> What is needed: What follows are records. Restate all of them word for word.

> Source data:
**********

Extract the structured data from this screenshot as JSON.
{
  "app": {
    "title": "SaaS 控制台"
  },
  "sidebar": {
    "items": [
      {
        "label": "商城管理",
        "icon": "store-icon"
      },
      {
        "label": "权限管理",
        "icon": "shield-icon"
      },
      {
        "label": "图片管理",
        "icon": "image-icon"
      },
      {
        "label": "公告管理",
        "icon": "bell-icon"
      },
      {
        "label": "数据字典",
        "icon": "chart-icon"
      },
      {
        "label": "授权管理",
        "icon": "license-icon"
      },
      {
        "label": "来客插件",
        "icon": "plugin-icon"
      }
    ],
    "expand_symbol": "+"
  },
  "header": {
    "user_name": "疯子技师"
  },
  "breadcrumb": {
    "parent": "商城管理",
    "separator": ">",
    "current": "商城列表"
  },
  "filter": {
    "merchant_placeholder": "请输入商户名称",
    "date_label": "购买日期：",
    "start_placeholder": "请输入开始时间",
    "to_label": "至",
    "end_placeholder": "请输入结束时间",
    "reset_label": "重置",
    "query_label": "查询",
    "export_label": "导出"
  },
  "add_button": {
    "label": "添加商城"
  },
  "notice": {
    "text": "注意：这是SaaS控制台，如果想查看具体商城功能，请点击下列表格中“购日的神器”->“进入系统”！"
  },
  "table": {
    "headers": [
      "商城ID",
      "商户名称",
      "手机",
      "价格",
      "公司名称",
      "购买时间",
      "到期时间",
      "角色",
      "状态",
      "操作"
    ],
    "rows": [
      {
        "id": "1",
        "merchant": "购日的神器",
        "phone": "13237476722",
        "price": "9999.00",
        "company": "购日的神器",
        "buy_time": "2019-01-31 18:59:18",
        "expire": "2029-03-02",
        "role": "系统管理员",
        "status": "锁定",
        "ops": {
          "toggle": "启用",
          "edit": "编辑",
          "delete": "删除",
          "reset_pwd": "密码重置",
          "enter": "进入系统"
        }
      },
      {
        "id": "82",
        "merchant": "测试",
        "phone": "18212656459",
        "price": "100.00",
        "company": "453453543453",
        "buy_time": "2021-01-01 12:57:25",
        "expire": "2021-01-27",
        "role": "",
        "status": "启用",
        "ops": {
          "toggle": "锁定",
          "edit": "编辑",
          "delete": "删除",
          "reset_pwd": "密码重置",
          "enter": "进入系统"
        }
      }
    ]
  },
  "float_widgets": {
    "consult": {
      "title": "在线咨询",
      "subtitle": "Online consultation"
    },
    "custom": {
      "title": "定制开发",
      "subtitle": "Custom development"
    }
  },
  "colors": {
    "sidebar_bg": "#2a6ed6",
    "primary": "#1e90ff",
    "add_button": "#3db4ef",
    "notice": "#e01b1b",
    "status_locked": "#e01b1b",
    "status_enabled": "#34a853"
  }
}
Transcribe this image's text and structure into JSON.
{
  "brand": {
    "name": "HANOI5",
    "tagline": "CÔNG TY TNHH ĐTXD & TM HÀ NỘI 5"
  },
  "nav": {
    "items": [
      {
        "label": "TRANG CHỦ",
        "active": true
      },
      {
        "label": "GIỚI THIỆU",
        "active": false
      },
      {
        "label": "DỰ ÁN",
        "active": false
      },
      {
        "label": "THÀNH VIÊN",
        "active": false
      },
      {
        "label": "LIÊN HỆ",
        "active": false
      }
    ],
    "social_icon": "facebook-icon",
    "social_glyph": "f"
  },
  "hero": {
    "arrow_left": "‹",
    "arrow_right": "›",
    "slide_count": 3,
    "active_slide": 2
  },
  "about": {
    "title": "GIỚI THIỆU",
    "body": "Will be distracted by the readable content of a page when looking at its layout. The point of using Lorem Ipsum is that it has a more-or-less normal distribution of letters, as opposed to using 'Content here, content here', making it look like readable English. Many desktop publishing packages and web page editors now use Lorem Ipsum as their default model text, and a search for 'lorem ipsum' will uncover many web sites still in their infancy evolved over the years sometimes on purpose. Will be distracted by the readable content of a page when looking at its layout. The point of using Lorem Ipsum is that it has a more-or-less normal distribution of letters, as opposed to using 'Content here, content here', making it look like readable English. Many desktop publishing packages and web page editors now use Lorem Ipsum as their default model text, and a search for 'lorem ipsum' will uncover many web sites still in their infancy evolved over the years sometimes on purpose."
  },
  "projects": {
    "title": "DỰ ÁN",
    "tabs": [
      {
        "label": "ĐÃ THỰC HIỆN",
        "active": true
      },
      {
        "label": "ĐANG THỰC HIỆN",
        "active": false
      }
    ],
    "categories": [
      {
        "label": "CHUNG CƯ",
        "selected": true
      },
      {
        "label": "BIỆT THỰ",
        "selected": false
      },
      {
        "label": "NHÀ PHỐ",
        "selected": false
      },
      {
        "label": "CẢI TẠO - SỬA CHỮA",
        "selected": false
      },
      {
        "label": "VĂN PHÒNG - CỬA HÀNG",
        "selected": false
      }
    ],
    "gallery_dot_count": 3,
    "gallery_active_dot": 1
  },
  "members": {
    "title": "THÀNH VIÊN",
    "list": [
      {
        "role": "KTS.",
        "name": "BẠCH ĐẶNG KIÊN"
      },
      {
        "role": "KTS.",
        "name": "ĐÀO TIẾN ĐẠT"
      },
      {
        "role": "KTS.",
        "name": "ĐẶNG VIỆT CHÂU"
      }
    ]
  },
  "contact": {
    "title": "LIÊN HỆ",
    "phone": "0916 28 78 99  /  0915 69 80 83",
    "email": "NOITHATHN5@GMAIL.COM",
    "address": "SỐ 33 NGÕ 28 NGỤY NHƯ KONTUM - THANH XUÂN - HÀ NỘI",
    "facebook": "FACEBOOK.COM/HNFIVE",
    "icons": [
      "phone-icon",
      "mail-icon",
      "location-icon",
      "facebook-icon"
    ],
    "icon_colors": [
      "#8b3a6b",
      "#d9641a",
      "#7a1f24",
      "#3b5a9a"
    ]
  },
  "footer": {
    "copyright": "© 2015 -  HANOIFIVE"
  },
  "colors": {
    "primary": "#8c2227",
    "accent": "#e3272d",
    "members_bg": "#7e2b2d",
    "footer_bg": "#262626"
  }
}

**********

> Solution:
Extract the structured data from this screenshot as JSON.
{
  "app": {
    "title": "SaaS 控制台"
  },
  "sidebar": {
    "items": [
      {
        "label": "商城管理",
        "icon": "store-icon"
      },
      {
        "label": "权限管理",
        "icon": "shield-icon"
      },
      {
        "label": "图片管理",
        "icon": "image-icon"
      },
      {
        "label": "公告管理",
        "icon": "bell-icon"
      },
      {
        "label": "数据字典",
        "icon": "chart-icon"
      },
      {
        "label": "授权管理",
        "icon": "license-icon"
      },
      {
        "label": "来客插件",
        "icon": "plugin-icon"
      }
    ],
    "expand_symbol": "+"
  },
  "header": {
    "user_name": "疯子技师"
  },
  "breadcrumb": {
    "parent": "商城管理",
    "separator": ">",
    "current": "商城列表"
  },
  "filter": {
    "merchant_placeholder": "请输入商户名称",
    "date_label": "购买日期：",
    "start_placeholder": "请输入开始时间",
    "to_label": "至",
    "end_placeholder": "请输入结束时间",
    "reset_label": "重置",
    "query_label": "查询",
    "export_label": "导出"
  },
  "add_button": {
    "label": "添加商城"
  },
  "notice": {
    "text": "注意：这是SaaS控制台，如果想查看具体商城功能，请点击下列表格中“购日的神器”->“进入系统”！"
  },
  "table": {
    "headers": [
      "商城ID",
      "商户名称",
      "手机",
      "价格",
      "公司名称",
      "购买时间",
      "到期时间",
      "角色",
      "状态",
      "操作"
    ],
    "rows": [
      {
        "id": "1",
        "merchant": "购日的神器",
        "phone": "13237476722",
        "price": "9999.00",
        "company": "购日的神器",
        "buy_time": "2019-01-31 18:59:18",
        "expire": "2029-03-02",
        "role": "系统管理员",
        "status": "锁定",
        "ops": {
          "toggle": "启用",
          "edit": "编辑",
          "delete": "删除",
          "reset_pwd": "密码重置",
          "enter": "进入系统"
        }
      },
      {
        "id": "82",
        "merchant": "测试",
        "phone": "18212656459",
        "price": "100.00",
        "company": "453453543453",
        "buy_time": "2021-01-01 12:57:25",
        "expire": "2021-01-27",
        "role": "",
        "status": "启用",
        "ops": {
          "toggle": "锁定",
          "edit": "编辑",
          "delete": "删除",
          "reset_pwd": "密码重置",
          "enter": "进入系统"
        }
      }
    ]
  },
  "float_widgets": {
    "consult": {
      "title": "在线咨询",
      "subtitle": "Online consultation"
    },
    "custom": {
      "title": "定制开发",
      "subtitle": "Custom development"
    }
  },
  "colors": {
    "sidebar_bg": "#2a6ed6",
    "primary": "#1e90ff",
    "add_button": "#3db4ef",
    "notice": "#e01b1b",
    "status_locked": "#e01b1b",
    "status_enabled": "#34a853"
  }
}
Transcribe this image's text and structure into JSON.
{
  "brand": {
    "name": "HANOI5",
    "tagline": "CÔNG TY TNHH ĐTXD & TM HÀ NỘI 5"
  },
  "nav": {
    "items": [
      {
        "label": "TRANG CHỦ",
        "active": true
      },
      {
        "label": "GIỚI THIỆU",
        "active": false
      },
      {
        "label": "DỰ ÁN",
        "active": false
      },
      {
        "label": "THÀNH VIÊN",
        "active": false
      },
      {
        "label": "LIÊN HỆ",
        "active": false
      }
    ],
    "social_icon": "facebook-icon",
    "social_glyph": "f"
  },
  "hero": {
    "arrow_left": "‹",
    "arrow_right": "›",
    "slide_count": 3,
    "active_slide": 2
  },
  "about": {
    "title": "GIỚI THIỆU",
    "body": "Will be distracted by the readable content of a page when looking at its layout. The point of using Lorem Ipsum is that it has a more-or-less normal distribution of letters, as opposed to using 'Content here, content here', making it look like readable English. Many desktop publishing packages and web page editors now use Lorem Ipsum as their default model text, and a search for 'lorem ipsum' will uncover many web sites still in their infancy evolved over the years sometimes on purpose. Will be distracted by the readable content of a page when looking at its layout. The point of using Lorem Ipsum is that it has a more-or-less normal distribution of letters, as opposed to using 'Content here, content here', making it look like readable English. Many desktop publishing packages and web page editors now use Lorem Ipsum as their default model text, and a search for 'lorem ipsum' will uncover many web sites still in their infancy evolved over the years sometimes on purpose."
  },
  "projects": {
    "title": "DỰ ÁN",
    "tabs": [
      {
        "label": "ĐÃ THỰC HIỆN",
        "active": true
      },
      {
        "label": "ĐANG THỰC HIỆN",
        "active": false
      }
    ],
    "categories": [
      {
        "label": "CHUNG CƯ",
        "selected": true
      },
      {
        "label": "BIỆT THỰ",
        "selected": false
      },
      {
        "label": "NHÀ PHỐ",
        "selected": false
      },
      {
        "label": "CẢI TẠO - SỬA CHỮA",
        "selected": false
      },
      {
        "label": "VĂN PHÒNG - CỬA HÀNG",
        "selected": false
      }
    ],
    "gallery_dot_count": 3,
    "gallery_active_dot": 1
  },
  "members": {
    "title": "THÀNH VIÊN",
    "list": [
      {
        "role": "KTS.",
        "name": "BẠCH ĐẶNG KIÊN"
      },
      {
        "role": "KTS.",
        "name": "ĐÀO TIẾN ĐẠT"
      },
      {
        "role": "KTS.",
        "name": "ĐẶNG VIỆT CHÂU"
      }
    ]
  },
  "contact": {
    "title": "LIÊN HỆ",
    "phone": "0916 28 78 99  /  0915 69 80 83",
    "email": "NOITHATHN5@GMAIL.COM",
    "address": "SỐ 33 NGÕ 28 NGỤY NHƯ KONTUM - THANH XUÂN - HÀ NỘI",
    "facebook": "FACEBOOK.COM/HNFIVE",
    "icons": [
      "phone-icon",
      "mail-icon",
      "location-icon",
      "facebook-icon"
    ],
    "icon_colors": [
      "#8b3a6b",
      "#d9641a",
      "#7a1f24",
      "#3b5a9a"
    ]
  },
  "footer": {
    "copyright": "© 2015 -  HANOIFIVE"
  },
  "colors": {
    "primary": "#8c2227",
    "accent": "#e3272d",
    "members_bg": "#7e2b2d",
    "footer_bg": "#262626"
  }
}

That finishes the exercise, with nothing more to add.